- Challenges -
#1 Rewrite the Euclid pipeline text from "In this paper, we" up to and including "for physical properties.", replacing "pipeline" with "workflow".
#2 In the Euclid pipeline text, which implementation of gradient-boosted regression trees does the pipeline use?
#3 Continue the Euclid pipeline text from its final sentence.

- Text segment -
Finally, we emphasise that the reported performance of some of the models may be optimistic. In the case of the Int Wide and Case 0 (COSMOS2015) catalogues, the labels we use to assess model performance are those derived from the SED-fitting of Laigle et al. (2016), which are not strictly ‘ground-truth’ values, and which have random or systematic errors with respect to the actual ground-truth values.

Fig. 6

Density maps showing estimated values versus the reference values for redshift, M, SFR, sSFR and age for the SED Wide mock Euclid catalogue. Shown are Case 1 (first row), Case 2 (second row), Case 3 (third row), and Case 4 (fourth row). The dashed red line marks the case where the estimated value is equal to the reference value. The dotted red lines mark the area beyond which an estimated value is an outlier, using the criteria in Sect. 5. The vertical stripes visible in the sSFR and age results are caused by quantisation of these properties in the ground-truth labels.

Fig. 7

Density maps showing estimated values versus the reference values for redshift, M, and SFR for the EURISKO mock Euclid catalogue. Shown are Case 1 (first row), Case 2 (second row), Case 3 (third row), and Case 4 (fourth row). The dashed red line marks the case where the estimated value is equal to the reference value. The dotted red lines mark the area beyond which an estimated value is an outlier, using the criteria in Sect. 5.

Fig. 8

Density maps showing estimated values versus the reference values for redshift, M, and SFR for the SPRITZ mock Euclid catalogue. Shown are Case 1 (first row), Case 2 (second row), Case 3 (third row), and Case 4 (fourth row). The dashed red line marks the case where the estimated value is equal to the reference value. The dotted red lines mark the area beyond which an estimated value is an outlier, using the criteria in Sect. 5.

8 Summary and final remarks

We have described a methodology to estimate the redshift and physical properties of galaxies using broadband photometry in the context of the Euclid preparation. The pipeline is designed to be agnostic with respect to the nature of the input catalogue and the properties to be estimated. A user may use the pipeline to estimate a variety of other properties for galaxies or the properties of other classes of astronomical sources, provided a labelled tabular dataset is available.

The main novelty of our pipeline is its use of the CatBoost implementation of gradient-boosted regression-trees together with chained regression and an intelligent, automatic optimisation of the training data. We have shown that our chained regression is able to provide significantly better predictions for redshift and various physical properties compared to when a single regressor is applied in isolation. In addition, we have presented a computationally efficient method to estimate the prediction uncertainties and to predict performance metric values in the case where ground truth is not available.

In this paper, we have applied the pipeline to the problem of estimating the redshift and the following galaxy physical properties: log stellar mass (M), log SFR, log sSFR, E(B − V), and log age. With the objective of evaluating the expected performance of our methodology for estimating the redshift and physical properties of galaxies imaged during the Euclid Wide Survey, we applied our pipeline to several datasets consisting of mock Euclid broadband photometry and mock LSST or UNIONS ugriz photometry, namely, Int Wide, SED Wide, EURISKO, and SPRITZ. We evaluated the performance of our pipeline using NMAD, the catastrophic outlier fraction (f_out), and bias for redshift or using NMAD, f_out, MAE, and the R² score for physical properties.

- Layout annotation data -
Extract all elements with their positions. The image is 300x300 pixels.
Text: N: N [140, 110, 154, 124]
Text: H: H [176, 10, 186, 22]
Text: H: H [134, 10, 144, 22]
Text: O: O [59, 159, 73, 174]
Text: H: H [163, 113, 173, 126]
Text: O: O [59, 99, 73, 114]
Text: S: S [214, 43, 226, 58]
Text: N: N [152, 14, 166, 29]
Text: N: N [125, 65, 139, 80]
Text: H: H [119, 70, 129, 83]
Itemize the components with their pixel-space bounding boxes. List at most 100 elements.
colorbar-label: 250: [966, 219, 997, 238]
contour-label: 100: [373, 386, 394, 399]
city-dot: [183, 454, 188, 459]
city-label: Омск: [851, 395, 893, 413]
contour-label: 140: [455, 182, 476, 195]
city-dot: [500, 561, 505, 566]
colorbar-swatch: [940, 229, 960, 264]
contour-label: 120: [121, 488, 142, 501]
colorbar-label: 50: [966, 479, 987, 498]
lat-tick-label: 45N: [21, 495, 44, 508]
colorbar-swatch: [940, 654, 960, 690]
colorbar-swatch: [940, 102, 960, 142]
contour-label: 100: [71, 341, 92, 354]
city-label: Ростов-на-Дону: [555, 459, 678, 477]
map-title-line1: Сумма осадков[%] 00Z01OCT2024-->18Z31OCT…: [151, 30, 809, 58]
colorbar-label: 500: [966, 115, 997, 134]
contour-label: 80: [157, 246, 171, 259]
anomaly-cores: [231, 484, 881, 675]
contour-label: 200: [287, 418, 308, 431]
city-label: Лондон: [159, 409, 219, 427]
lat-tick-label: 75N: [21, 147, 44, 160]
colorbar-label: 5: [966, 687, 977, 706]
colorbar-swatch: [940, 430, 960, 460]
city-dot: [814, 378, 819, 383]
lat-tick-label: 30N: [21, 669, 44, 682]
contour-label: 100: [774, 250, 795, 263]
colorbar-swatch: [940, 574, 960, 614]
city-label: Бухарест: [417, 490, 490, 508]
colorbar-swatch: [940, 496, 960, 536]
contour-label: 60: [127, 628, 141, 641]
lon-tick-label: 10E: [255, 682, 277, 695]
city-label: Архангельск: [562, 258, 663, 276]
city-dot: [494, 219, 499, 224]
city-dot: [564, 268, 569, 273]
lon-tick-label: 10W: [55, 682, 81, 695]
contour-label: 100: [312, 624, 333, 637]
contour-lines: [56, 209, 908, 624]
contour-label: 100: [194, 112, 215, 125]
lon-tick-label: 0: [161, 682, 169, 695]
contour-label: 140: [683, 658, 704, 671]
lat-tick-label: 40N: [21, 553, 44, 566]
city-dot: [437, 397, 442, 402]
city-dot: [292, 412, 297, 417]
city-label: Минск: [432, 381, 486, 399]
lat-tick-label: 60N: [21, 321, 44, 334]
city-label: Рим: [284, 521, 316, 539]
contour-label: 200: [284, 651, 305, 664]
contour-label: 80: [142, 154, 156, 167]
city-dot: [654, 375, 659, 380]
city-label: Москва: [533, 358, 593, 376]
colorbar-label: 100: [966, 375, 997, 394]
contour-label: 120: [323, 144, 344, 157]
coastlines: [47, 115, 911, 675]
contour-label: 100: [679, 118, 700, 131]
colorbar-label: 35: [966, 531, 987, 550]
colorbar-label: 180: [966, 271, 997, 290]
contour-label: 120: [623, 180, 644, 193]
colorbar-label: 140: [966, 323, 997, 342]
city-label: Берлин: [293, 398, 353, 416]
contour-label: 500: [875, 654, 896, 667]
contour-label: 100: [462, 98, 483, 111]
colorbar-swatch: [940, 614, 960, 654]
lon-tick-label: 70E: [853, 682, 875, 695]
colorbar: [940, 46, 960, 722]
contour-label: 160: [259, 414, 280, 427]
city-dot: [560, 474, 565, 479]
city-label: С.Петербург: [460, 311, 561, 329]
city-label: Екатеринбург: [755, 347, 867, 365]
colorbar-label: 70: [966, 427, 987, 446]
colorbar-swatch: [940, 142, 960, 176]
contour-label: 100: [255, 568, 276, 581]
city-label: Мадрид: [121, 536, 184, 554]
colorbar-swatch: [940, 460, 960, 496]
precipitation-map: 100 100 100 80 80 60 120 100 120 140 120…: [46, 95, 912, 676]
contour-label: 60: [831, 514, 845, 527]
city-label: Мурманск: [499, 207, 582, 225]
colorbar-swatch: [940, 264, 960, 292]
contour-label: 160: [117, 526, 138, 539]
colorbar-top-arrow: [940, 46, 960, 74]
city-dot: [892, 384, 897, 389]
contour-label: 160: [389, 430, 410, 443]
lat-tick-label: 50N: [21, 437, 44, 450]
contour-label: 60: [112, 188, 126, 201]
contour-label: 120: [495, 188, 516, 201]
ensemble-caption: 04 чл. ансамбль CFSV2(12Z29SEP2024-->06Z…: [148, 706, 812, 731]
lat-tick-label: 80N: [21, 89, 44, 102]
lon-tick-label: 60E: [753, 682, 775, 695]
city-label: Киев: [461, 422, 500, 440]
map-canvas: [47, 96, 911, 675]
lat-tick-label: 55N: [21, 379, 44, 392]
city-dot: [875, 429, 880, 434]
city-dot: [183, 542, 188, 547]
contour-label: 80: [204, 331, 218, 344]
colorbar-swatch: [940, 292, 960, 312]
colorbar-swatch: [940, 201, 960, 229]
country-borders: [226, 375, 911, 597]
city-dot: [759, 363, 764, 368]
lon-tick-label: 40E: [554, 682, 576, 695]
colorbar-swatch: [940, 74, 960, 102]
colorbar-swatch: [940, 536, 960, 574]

- Responses per task -
#1
In this paper, we have applied the workflow to the problem of estimating the redshift and the following galaxy physical properties: log stellar mass (M), log SFR, log sSFR, E(B − V), and log age. With the objective of evaluating the expected performance of our methodology for estimating the redshift and physical properties of galaxies imaged during the Euclid Wide Survey, we applied our workflow to several datasets consisting of mock Euclid broadband photometry and mock LSST or UNIONS ugriz photometry, namely, Int Wide, SED Wide, EURISKO, and SPRITZ. We evaluated the performance of our workflow using NMAD, the catastrophic outlier fraction (f_out), and bias for redshift or using NMAD, f_out, MAE, and the R² score for physical properties.

#2 The CatBoost implementation.

#3
We find that the metrics of model quality show a substantial dispersion across the range of mock Euclid catalogues used, and there is a strong dependence on whether only Euclid photometry or Euclid and ancillary photometry is used. In particular, the inclusion of ground-based optical photometry usually yields a very substantial improvement in the quality of the redshift and physical property estimates despite some of these ancillary data containing non-detections. We also find that the construction methodology of the mock catalogues has a significant impact on the metric scores. In the interest of open science and reproducibility, we also tested our pipeline using a subset of a publicly available dataset, which we make available on Zenodo.

For the application of our methodology to real photometry from Euclid and other large surveys, we envisage one of two main scenarios for the creation of a relevant training dataset. In the ideal case, one would select an area (or several areas) of the survey area for which high-quality multiwavelength photometry and high-quality redshift and physical property estimates already exist. The training dataset would then be constructed by matching the existing redshift and physical property labels to the Euclid photometry. In the optical case, the training data would have the same noise properties as the test dataset for which the redshift and physical properties are to be predicted. In the event that the training data have a significantly higher signal-to-noise, artificial scatter may be introduced to its photometry to mimic the lower quality of the test dataset.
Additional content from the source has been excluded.